§ Exercise
Put each line of the records into a JSON list of strings, one string per line, with blank lines and the pictures left out.
━━━
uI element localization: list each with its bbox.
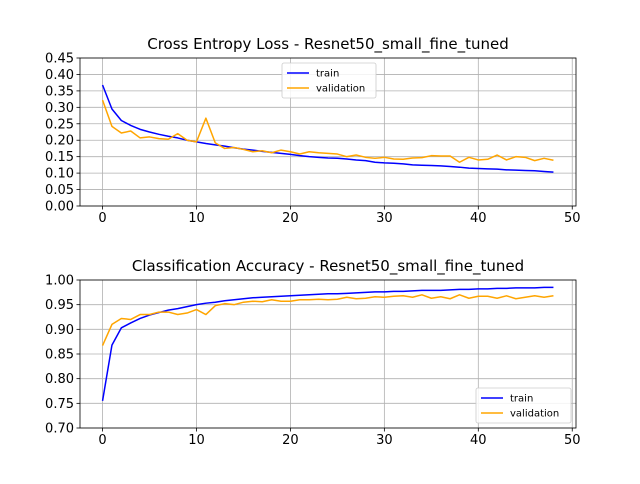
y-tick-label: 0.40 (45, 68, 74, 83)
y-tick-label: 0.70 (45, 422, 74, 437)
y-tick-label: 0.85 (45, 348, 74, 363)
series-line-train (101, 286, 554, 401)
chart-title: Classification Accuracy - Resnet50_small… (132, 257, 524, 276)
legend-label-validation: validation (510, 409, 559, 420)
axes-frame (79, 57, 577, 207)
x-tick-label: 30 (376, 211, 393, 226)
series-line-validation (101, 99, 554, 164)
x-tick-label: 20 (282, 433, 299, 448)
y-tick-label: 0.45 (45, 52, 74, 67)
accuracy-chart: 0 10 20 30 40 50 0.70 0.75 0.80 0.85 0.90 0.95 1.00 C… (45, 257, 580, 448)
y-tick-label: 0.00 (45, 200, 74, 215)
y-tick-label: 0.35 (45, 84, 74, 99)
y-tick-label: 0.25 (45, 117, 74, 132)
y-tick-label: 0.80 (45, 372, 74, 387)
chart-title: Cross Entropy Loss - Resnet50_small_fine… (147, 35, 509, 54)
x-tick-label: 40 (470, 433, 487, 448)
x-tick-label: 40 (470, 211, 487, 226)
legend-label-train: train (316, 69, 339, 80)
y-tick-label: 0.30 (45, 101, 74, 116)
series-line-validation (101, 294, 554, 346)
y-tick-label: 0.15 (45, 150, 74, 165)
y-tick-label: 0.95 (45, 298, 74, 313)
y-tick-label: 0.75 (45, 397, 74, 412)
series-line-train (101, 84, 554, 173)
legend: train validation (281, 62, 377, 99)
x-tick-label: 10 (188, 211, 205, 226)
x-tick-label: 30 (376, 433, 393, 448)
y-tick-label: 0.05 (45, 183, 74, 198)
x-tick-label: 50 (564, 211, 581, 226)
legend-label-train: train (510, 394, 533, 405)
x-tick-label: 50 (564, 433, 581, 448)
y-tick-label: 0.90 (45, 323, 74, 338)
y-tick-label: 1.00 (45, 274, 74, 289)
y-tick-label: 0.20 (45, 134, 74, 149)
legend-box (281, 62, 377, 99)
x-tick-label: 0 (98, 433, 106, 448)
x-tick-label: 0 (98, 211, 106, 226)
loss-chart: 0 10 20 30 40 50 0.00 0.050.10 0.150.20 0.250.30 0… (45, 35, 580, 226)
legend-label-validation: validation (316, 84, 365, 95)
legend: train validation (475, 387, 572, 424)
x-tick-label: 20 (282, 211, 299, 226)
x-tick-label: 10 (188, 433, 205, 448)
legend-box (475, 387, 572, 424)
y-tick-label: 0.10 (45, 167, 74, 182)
━━━
§ Exercise response
[
  "uI element localization: list each with its bbox.",
  "y-tick-label: 0.40 (45, 68, 74, 83)",
  "y-tick-label: 0.70 (45, 422, 74, 437)",
  "y-tick-label: 0.85 (45, 348, 74, 363)",
  "series-line-train (101, 286, 554, 401)",
  "chart-title: Classification Accuracy - Resnet50_small… (132, 257, 524, 276)",
  "legend-label-validation: validation (510, 409, 559, 420)",
  "axes-frame (79, 57, 577, 207)",
  "x-tick-label: 30 (376, 211, 393, 226)",
  "series-line-validation (101, 99, 554, 164)",
  "x-tick-label: 20 (282, 433, 299, 448)",
  "y-tick-label: 0.45 (45, 52, 74, 67)",
  "accuracy-chart: 0 10 20 30 40 50 0.70 0.75 0.80 0.85 0.90 0.95 1.00 C… (45, 257, 580, 448)",
  "y-tick-label: 0.00 (45, 200, 74, 215)",
  "y-tick-label: 0.35 (45, 84, 74, 99)",
  "y-tick-label: 0.25 (45, 117, 74, 132)",
  "y-tick-label: 0.80 (45, 372, 74, 387)",
  "chart-title: Cross Entropy Loss - Resnet50_small_fine… (147, 35, 509, 54)",
  "x-tick-label: 40 (470, 433, 487, 448)",
  "x-tick-label: 40 (470, 211, 487, 226)",
  "legend-label-train: train (316, 69, 339, 80)",
  "y-tick-label: 0.30 (45, 101, 74, 116)",
  "series-line-validation (101, 294, 554, 346)",
  "y-tick-label: 0.15 (45, 150, 74, 165)",
  "y-tick-label: 0.95 (45, 298, 74, 313)",
  "y-tick-label: 0.75 (45, 397, 74, 412)",
  "series-line-train (101, 84, 554, 173)",
  "legend: train validation (281, 62, 377, 99)",
  "x-tick-label: 10 (188, 211, 205, 226)",
  "x-tick-label: 30 (376, 433, 393, 448)",
  "y-tick-label: 0.05 (45, 183, 74, 198)",
  "x-tick-label: 50 (564, 211, 581, 226)",
  "legend-label-train: train (510, 394, 533, 405)",
  "x-tick-label: 50 (564, 433, 581, 448)",
  "y-tick-label: 0.90 (45, 323, 74, 338)",
  "y-tick-label: 1.00 (45, 274, 74, 289)",
  "y-tick-label: 0.20 (45, 134, 74, 149)",
  "legend-box (281, 62, 377, 99)",
  "x-tick-label: 0 (98, 433, 106, 448)",
  "x-tick-label: 0 (98, 211, 106, 226)",
  "loss-chart: 0 10 20 30 40 50 0.00 0.050.10 0.150.20 0.250.30 0… (45, 35, 580, 226)",
  "legend-label-validation: validation (316, 84, 365, 95)",
  "legend: train validation (475, 387, 572, 424)",
  "x-tick-label: 20 (282, 211, 299, 226)",
  "x-tick-label: 10 (188, 433, 205, 448)",
  "legend-box (475, 387, 572, 424)",
  "y-tick-label: 0.10 (45, 167, 74, 182)"
]